EXERCISE DETAILS: In the records below, find each line containing the word "seven" and copy it.

Excerpt from a dataset:
-- start --

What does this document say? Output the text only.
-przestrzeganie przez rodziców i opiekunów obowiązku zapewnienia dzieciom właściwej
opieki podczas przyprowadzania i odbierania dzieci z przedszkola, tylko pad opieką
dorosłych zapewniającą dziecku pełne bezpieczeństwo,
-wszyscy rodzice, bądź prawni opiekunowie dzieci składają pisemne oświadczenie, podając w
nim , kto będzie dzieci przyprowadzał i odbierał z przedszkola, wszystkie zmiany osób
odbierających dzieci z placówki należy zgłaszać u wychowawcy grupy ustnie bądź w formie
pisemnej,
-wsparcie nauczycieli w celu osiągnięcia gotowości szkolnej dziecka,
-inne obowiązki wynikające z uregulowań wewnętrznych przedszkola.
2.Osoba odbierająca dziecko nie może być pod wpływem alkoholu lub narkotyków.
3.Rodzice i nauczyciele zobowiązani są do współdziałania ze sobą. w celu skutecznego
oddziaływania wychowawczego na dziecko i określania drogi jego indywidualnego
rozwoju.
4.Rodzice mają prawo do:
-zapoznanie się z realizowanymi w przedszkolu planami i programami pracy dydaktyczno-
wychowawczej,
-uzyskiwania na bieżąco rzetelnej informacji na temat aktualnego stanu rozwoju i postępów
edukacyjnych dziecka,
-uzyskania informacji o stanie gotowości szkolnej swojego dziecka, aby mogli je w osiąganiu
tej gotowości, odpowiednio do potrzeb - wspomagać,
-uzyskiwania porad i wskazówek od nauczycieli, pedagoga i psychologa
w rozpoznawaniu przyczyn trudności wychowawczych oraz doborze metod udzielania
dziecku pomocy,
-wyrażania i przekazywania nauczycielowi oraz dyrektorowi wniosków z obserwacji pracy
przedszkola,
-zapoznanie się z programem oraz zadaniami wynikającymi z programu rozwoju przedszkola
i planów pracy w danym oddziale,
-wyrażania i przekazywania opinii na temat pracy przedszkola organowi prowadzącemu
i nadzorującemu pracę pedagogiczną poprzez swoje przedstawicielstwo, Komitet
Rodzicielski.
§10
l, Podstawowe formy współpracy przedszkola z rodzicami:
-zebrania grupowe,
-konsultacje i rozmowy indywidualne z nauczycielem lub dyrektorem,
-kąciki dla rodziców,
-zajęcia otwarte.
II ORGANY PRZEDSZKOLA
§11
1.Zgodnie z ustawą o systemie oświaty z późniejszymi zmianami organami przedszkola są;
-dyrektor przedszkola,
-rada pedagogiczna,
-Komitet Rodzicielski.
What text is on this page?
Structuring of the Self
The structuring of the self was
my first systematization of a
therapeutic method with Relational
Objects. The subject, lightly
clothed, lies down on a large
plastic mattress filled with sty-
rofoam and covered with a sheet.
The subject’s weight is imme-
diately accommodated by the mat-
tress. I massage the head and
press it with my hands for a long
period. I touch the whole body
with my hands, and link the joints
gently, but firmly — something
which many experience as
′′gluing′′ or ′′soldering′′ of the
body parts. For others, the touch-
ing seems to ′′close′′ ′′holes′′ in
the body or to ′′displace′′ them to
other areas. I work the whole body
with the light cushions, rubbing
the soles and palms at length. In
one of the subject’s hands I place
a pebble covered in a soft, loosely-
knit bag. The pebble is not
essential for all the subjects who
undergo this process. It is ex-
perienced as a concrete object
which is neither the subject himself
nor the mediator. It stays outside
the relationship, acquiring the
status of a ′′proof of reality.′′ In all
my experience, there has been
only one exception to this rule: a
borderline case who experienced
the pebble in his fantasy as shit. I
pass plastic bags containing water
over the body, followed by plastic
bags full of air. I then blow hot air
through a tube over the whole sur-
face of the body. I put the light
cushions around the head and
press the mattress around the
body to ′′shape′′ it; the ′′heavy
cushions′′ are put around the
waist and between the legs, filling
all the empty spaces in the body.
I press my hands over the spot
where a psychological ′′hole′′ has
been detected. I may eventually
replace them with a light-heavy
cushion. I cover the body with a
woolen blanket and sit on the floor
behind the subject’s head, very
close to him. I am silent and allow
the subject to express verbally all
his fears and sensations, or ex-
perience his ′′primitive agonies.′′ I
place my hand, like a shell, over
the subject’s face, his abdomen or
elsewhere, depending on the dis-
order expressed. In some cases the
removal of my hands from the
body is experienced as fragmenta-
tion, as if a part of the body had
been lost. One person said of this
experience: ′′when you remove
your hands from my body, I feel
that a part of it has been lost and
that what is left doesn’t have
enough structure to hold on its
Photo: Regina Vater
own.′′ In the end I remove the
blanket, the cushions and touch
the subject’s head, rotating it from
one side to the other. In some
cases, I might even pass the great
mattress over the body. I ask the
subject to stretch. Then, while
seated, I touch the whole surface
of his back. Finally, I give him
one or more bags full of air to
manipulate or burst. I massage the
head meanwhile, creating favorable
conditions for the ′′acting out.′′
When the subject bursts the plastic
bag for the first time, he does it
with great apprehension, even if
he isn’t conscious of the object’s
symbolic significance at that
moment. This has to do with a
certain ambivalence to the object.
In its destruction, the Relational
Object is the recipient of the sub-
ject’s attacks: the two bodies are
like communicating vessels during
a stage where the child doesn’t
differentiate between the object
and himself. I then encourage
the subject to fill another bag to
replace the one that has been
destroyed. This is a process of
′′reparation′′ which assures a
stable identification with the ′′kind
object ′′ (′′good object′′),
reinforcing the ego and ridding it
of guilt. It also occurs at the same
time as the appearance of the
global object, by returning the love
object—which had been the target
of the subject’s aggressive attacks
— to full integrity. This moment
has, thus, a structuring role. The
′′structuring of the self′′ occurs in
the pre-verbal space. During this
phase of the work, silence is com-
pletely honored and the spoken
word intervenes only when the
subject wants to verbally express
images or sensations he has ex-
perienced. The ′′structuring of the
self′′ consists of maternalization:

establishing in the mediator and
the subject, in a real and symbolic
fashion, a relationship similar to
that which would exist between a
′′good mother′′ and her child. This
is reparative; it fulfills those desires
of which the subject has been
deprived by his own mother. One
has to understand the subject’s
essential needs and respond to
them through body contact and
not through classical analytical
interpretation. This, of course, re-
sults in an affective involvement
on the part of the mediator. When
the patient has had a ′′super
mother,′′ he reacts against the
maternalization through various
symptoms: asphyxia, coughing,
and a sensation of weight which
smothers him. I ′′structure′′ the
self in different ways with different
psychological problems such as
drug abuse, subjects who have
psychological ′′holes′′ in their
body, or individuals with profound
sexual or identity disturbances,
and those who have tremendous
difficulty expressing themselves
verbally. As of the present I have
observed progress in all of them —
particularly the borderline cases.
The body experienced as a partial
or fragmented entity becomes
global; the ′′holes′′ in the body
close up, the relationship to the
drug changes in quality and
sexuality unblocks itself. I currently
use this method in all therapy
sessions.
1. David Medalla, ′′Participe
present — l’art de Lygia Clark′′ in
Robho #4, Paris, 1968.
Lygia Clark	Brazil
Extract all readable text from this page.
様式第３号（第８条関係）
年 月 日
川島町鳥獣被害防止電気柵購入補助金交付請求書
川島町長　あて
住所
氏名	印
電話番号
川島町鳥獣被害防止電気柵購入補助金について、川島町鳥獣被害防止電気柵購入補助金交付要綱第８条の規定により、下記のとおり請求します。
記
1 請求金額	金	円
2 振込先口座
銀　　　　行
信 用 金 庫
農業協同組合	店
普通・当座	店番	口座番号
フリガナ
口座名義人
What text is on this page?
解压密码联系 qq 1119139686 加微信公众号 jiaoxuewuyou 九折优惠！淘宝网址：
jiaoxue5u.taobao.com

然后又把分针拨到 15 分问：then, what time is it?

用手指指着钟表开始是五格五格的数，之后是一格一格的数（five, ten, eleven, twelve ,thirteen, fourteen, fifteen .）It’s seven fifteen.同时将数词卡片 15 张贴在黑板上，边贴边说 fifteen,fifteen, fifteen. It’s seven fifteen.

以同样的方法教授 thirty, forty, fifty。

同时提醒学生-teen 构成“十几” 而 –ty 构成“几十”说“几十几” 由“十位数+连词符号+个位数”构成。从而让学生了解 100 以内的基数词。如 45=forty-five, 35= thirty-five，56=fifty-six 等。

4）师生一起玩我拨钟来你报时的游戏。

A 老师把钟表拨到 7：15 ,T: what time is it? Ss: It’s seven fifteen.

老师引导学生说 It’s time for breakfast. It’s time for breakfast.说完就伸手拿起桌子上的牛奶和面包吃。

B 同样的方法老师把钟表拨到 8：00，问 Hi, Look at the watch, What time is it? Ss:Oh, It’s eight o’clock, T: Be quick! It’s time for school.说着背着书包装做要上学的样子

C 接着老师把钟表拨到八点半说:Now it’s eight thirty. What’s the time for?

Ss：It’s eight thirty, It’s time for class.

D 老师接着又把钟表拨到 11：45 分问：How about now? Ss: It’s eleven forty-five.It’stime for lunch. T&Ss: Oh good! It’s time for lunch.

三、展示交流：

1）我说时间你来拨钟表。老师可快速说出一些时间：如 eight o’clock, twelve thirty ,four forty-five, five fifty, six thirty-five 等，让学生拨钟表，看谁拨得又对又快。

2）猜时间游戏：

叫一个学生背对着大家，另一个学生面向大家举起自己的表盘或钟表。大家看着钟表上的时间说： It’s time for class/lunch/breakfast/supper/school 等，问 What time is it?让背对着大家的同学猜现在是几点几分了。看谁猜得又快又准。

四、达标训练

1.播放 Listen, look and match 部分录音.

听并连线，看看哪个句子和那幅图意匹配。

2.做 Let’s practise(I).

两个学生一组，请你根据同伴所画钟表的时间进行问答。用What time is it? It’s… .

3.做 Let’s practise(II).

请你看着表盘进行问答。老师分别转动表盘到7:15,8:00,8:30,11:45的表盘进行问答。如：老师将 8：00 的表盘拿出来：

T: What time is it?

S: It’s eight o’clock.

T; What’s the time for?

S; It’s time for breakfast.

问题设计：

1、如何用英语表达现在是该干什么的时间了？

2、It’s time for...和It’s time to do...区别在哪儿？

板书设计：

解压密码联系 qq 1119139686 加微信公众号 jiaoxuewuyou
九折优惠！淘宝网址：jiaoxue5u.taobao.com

-- end --

SOLUTION TO THIS TASK:
用手指指着钟表开始是五格五格的数，之后是一格一格的数（five, ten, eleven, twelve ,thirteen, fourteen, fifteen .）It’s seven fifteen.同时将数词卡片 15 张贴在黑板上，边贴边说 fifteen,fifteen, fifteen. It’s seven fifteen.
A 老师把钟表拨到 7：15 ,T: what time is it? Ss: It’s seven fifteen.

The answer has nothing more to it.